GOAL: Copy each line that contains the word "start".

#####

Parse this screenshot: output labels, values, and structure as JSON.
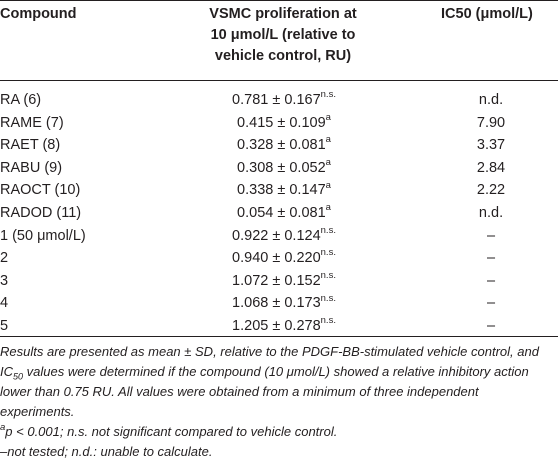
{
  "table": {
    "headers": {
      "compound": "Compound",
      "proliferation_line1": "VSMC proliferation at",
      "proliferation_line2": "10 μmol/L (relative to",
      "proliferation_line3": "vehicle control, RU)",
      "ic50": "IC50 (μmol/L)"
    },
    "rows": [
      {
        "compound": "RA (6)",
        "value": "0.781 ± 0.167",
        "sup": "n.s.",
        "ic50": "n.d."
      },
      {
        "compound": "RAME (7)",
        "value": "0.415 ± 0.109",
        "sup": "a",
        "ic50": "7.90"
      },
      {
        "compound": "RAET (8)",
        "value": "0.328 ± 0.081",
        "sup": "a",
        "ic50": "3.37"
      },
      {
        "compound": "RABU (9)",
        "value": "0.308 ± 0.052",
        "sup": "a",
        "ic50": "2.84"
      },
      {
        "compound": "RAOCT (10)",
        "value": "0.338 ± 0.147",
        "sup": "a",
        "ic50": "2.22"
      },
      {
        "compound": "RADOD (11)",
        "value": "0.054 ± 0.081",
        "sup": "a",
        "ic50": "n.d."
      },
      {
        "compound": "1 (50 μmol/L)",
        "value": "0.922 ± 0.124",
        "sup": "n.s.",
        "ic50": "–"
      },
      {
        "compound": "2",
        "value": "0.940 ± 0.220",
        "sup": "n.s.",
        "ic50": "–"
      },
      {
        "compound": "3",
        "value": "1.072 ± 0.152",
        "sup": "n.s.",
        "ic50": "–"
      },
      {
        "compound": "4",
        "value": "1.068 ± 0.173",
        "sup": "n.s.",
        "ic50": "–"
      },
      {
        "compound": "5",
        "value": "1.205 ± 0.278",
        "sup": "n.s.",
        "ic50": "–"
      }
    ]
  },
  "notes": {
    "results_part1": "Results are presented as mean ± SD, relative to the PDGF-BB-stimulated vehicle control, and IC",
    "results_sub": "50",
    "results_part2": " values were determined if the compound (10 μmol/L) showed a relative inhibitory action lower than 0.75 RU. All values were obtained from a minimum of three independent experiments.",
    "footnote_a_mark": "a",
    "footnote_a_text": "p < 0.001; n.s. not significant compared to vehicle control.",
    "footnote_dash": "–not tested; n.d.: unable to calculate."
  }
}
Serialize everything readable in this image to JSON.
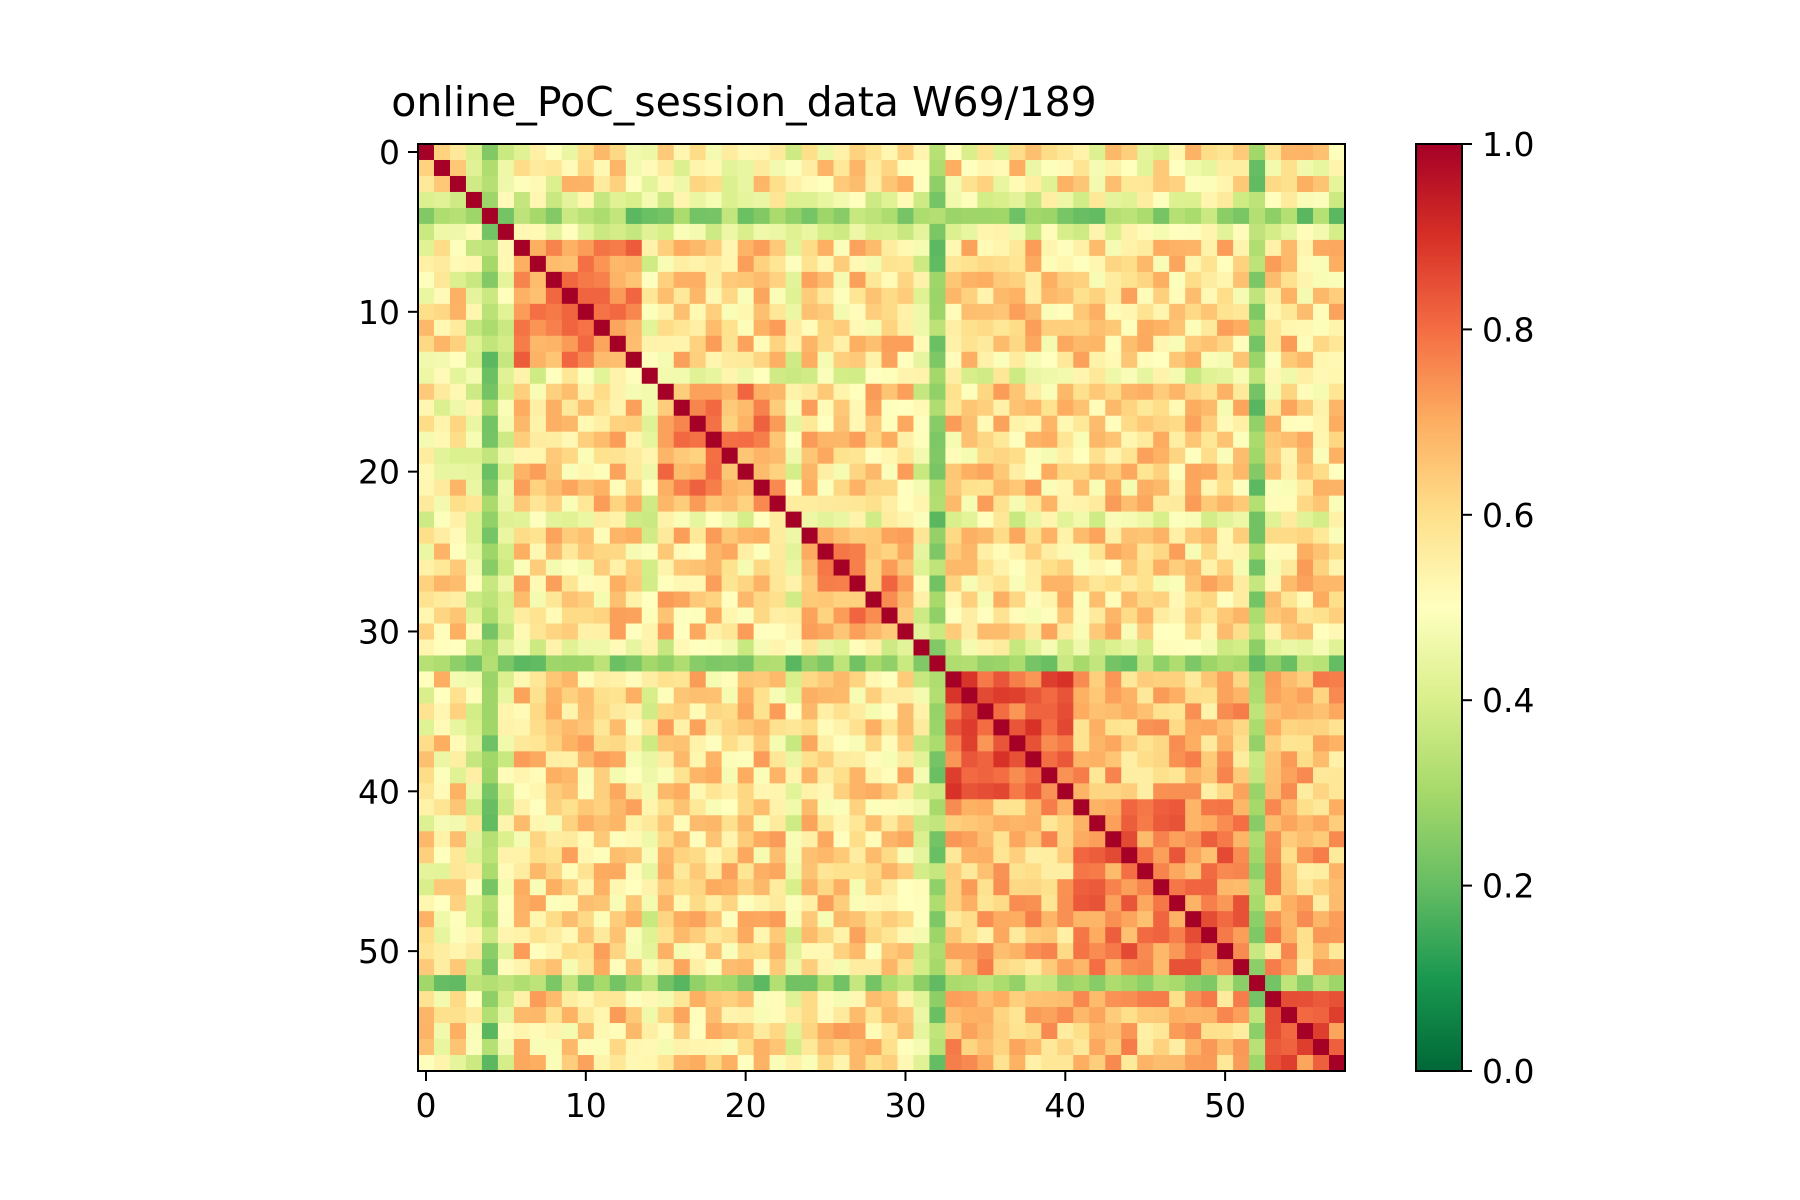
{
  "chart_data": {
    "type": "heatmap",
    "title": "online_PoC_session_data W69/189",
    "xlabel": "",
    "ylabel": "",
    "n": 58,
    "x_ticks": [
      0,
      10,
      20,
      30,
      40,
      50
    ],
    "y_ticks": [
      0,
      10,
      20,
      30,
      40,
      50
    ],
    "colormap": "RdYlGn_r",
    "colorbar": {
      "min": 0.0,
      "max": 1.0,
      "ticks": [
        "0.0",
        "0.2",
        "0.4",
        "0.6",
        "0.8",
        "1.0"
      ]
    },
    "low_similarity_indices": [
      4,
      32,
      52
    ],
    "medium_low_indices": [
      3,
      5,
      14,
      23,
      31
    ],
    "blocks": [
      {
        "start": 6,
        "end": 13,
        "mean": 0.74
      },
      {
        "start": 14,
        "end": 22,
        "mean": 0.72
      },
      {
        "start": 23,
        "end": 31,
        "mean": 0.72
      },
      {
        "start": 33,
        "end": 40,
        "mean": 0.8
      },
      {
        "start": 41,
        "end": 51,
        "mean": 0.76
      },
      {
        "start": 53,
        "end": 57,
        "mean": 0.8
      }
    ],
    "diagonal_value": 1.0
  }
}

#####

EXPECTED ANSWER:
        "start": 6,
        "start": 14,
        "start": 23,
        "start": 33,
        "start": 41,
        "start": 53,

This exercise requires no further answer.